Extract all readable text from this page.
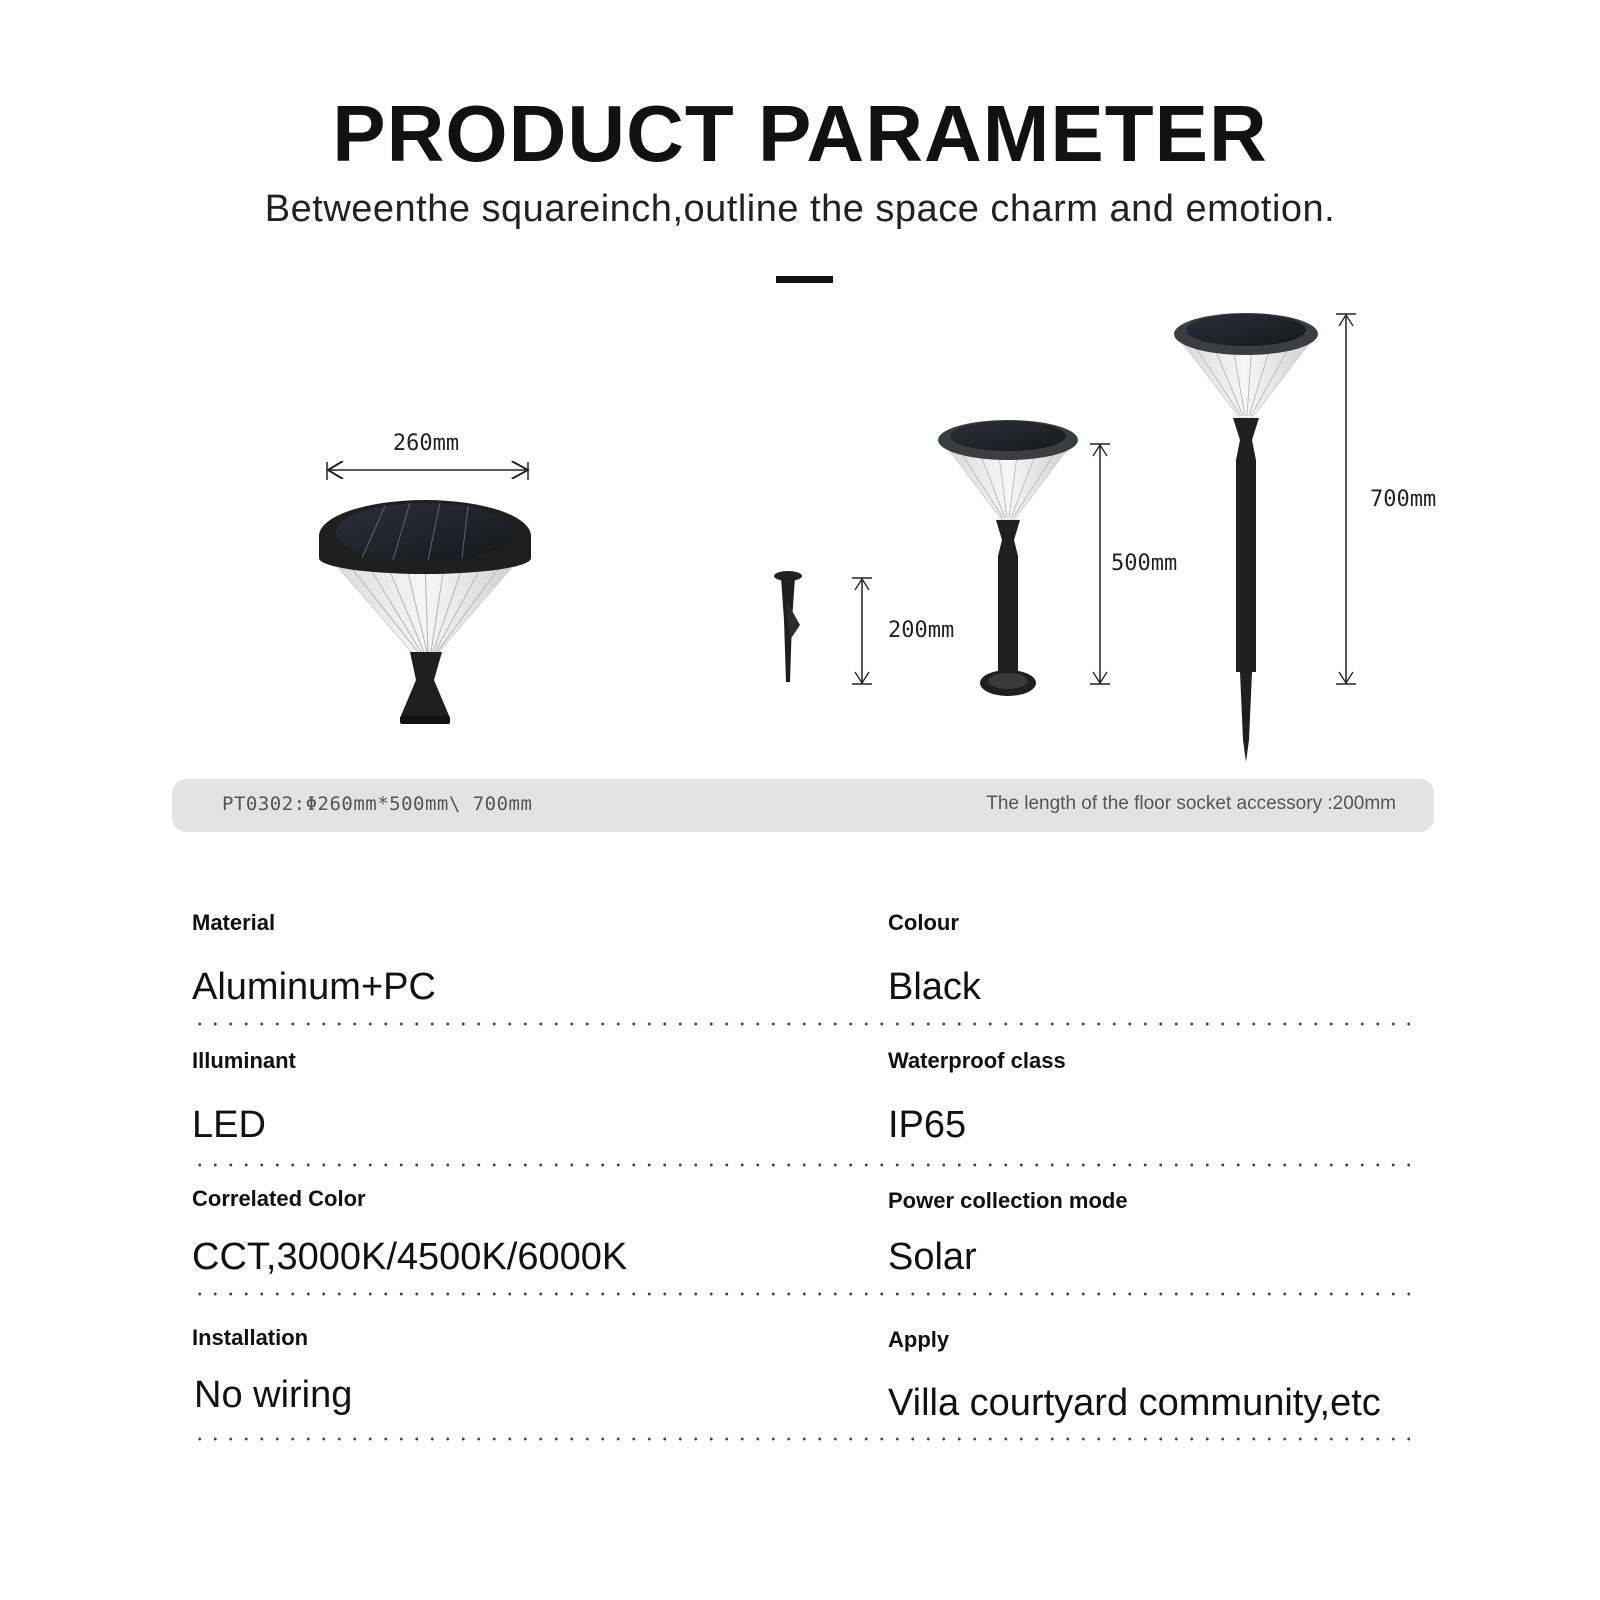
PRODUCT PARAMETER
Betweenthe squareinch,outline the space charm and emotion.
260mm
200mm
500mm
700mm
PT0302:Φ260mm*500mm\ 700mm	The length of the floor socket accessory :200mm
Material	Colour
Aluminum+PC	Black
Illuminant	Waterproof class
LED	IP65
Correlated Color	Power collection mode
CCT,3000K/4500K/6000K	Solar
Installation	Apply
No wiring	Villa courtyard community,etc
··········
Retype all of the entries exactly as written, leaving out any images.

• _Exercise result_
Extract all readable text from this page.
PRODUCT PARAMETER
Betweenthe squareinch,outline the space charm and emotion.
260mm
200mm
500mm
700mm
PT0302:Φ260mm*500mm\ 700mm	The length of the floor socket accessory :200mm
Material	Colour
Aluminum+PC	Black
Illuminant	Waterproof class
LED	IP65
Correlated Color	Power collection mode
CCT,3000K/4500K/6000K	Solar
Installation	Apply
No wiring	Villa courtyard community,etc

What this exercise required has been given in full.